■ **Exercise requirements**
Take the entries below and reproduce them word for word.

(Excerpt from a dataset)
★ ★ ★

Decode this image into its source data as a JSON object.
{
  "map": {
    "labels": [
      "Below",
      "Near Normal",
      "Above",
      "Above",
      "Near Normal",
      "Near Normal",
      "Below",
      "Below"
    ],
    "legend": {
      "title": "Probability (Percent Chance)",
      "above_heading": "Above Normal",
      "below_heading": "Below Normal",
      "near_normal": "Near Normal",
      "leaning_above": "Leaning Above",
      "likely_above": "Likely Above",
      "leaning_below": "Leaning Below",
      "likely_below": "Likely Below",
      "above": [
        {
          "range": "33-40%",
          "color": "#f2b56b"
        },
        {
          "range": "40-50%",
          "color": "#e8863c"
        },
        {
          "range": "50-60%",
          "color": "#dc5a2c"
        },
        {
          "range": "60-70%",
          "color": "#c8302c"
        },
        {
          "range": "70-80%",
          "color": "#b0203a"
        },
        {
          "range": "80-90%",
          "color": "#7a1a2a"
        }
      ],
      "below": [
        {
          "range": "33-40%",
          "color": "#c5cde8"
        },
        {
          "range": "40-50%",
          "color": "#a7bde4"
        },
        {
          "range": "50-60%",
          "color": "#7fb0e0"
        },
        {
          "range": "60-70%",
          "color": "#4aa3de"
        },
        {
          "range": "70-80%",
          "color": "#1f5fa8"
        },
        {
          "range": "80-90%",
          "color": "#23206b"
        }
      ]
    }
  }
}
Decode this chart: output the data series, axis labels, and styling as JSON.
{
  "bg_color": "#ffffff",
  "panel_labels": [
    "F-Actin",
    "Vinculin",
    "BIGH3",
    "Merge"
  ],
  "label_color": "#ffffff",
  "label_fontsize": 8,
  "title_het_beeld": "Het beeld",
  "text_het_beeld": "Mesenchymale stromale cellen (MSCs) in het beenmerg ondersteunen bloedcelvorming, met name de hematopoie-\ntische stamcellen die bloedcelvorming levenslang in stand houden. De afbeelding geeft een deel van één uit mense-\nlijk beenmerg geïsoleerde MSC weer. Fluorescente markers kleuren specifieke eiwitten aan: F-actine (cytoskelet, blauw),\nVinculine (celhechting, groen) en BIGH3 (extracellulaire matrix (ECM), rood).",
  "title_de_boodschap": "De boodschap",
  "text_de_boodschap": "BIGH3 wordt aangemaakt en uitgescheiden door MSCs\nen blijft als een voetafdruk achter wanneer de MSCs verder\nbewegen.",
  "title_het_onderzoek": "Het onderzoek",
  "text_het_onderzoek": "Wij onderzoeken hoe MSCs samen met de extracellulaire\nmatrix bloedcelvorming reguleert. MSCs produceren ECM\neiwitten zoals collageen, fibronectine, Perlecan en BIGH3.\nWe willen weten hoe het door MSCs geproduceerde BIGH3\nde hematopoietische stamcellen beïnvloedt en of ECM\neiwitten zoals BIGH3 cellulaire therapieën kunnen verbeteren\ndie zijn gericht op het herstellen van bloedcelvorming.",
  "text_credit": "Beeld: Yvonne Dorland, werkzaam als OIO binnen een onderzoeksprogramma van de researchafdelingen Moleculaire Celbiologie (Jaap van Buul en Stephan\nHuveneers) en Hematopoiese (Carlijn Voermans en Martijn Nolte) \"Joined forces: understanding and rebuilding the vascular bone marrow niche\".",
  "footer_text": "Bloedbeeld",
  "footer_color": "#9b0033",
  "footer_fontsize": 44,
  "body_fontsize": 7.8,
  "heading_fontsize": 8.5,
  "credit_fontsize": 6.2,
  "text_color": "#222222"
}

★ ★ ★

■ **Result for this exercise**
Decode this image into its source data as a JSON object.
{
  "map": {
    "labels": [
      "Below",
      "Near Normal",
      "Above",
      "Above",
      "Near Normal",
      "Near Normal",
      "Below",
      "Below"
    ],
    "legend": {
      "title": "Probability (Percent Chance)",
      "above_heading": "Above Normal",
      "below_heading": "Below Normal",
      "near_normal": "Near Normal",
      "leaning_above": "Leaning Above",
      "likely_above": "Likely Above",
      "leaning_below": "Leaning Below",
      "likely_below": "Likely Below",
      "above": [
        {
          "range": "33-40%",
          "color": "#f2b56b"
        },
        {
          "range": "40-50%",
          "color": "#e8863c"
        },
        {
          "range": "50-60%",
          "color": "#dc5a2c"
        },
        {
          "range": "60-70%",
          "color": "#c8302c"
        },
        {
          "range": "70-80%",
          "color": "#b0203a"
        },
        {
          "range": "80-90%",
          "color": "#7a1a2a"
        }
      ],
      "below": [
        {
          "range": "33-40%",
          "color": "#c5cde8"
        },
        {
          "range": "40-50%",
          "color": "#a7bde4"
        },
        {
          "range": "50-60%",
          "color": "#7fb0e0"
        },
        {
          "range": "60-70%",
          "color": "#4aa3de"
        },
        {
          "range": "70-80%",
          "color": "#1f5fa8"
        },
        {
          "range": "80-90%",
          "color": "#23206b"
        }
      ]
    }
  }
}
Decode this chart: output the data series, axis labels, and styling as JSON.
{
  "bg_color": "#ffffff",
  "panel_labels": [
    "F-Actin",
    "Vinculin",
    "BIGH3",
    "Merge"
  ],
  "label_color": "#ffffff",
  "label_fontsize": 8,
  "title_het_beeld": "Het beeld",
  "text_het_beeld": "Mesenchymale stromale cellen (MSCs) in het beenmerg ondersteunen bloedcelvorming, met name de hematopoie-\ntische stamcellen die bloedcelvorming levenslang in stand houden. De afbeelding geeft een deel van één uit mense-\nlijk beenmerg geïsoleerde MSC weer. Fluorescente markers kleuren specifieke eiwitten aan: F-actine (cytoskelet, blauw),\nVinculine (celhechting, groen) en BIGH3 (extracellulaire matrix (ECM), rood).",
  "title_de_boodschap": "De boodschap",
  "text_de_boodschap": "BIGH3 wordt aangemaakt en uitgescheiden door MSCs\nen blijft als een voetafdruk achter wanneer de MSCs verder\nbewegen.",
  "title_het_onderzoek": "Het onderzoek",
  "text_het_onderzoek": "Wij onderzoeken hoe MSCs samen met de extracellulaire\nmatrix bloedcelvorming reguleert. MSCs produceren ECM\neiwitten zoals collageen, fibronectine, Perlecan en BIGH3.\nWe willen weten hoe het door MSCs geproduceerde BIGH3\nde hematopoietische stamcellen beïnvloedt en of ECM\neiwitten zoals BIGH3 cellulaire therapieën kunnen verbeteren\ndie zijn gericht op het herstellen van bloedcelvorming.",
  "text_credit": "Beeld: Yvonne Dorland, werkzaam als OIO binnen een onderzoeksprogramma van de researchafdelingen Moleculaire Celbiologie (Jaap van Buul en Stephan\nHuveneers) en Hematopoiese (Carlijn Voermans en Martijn Nolte) \"Joined forces: understanding and rebuilding the vascular bone marrow niche\".",
  "footer_text": "Bloedbeeld",
  "footer_color": "#9b0033",
  "footer_fontsize": 44,
  "body_fontsize": 7.8,
  "heading_fontsize": 8.5,
  "credit_fontsize": 6.2,
  "text_color": "#222222"
}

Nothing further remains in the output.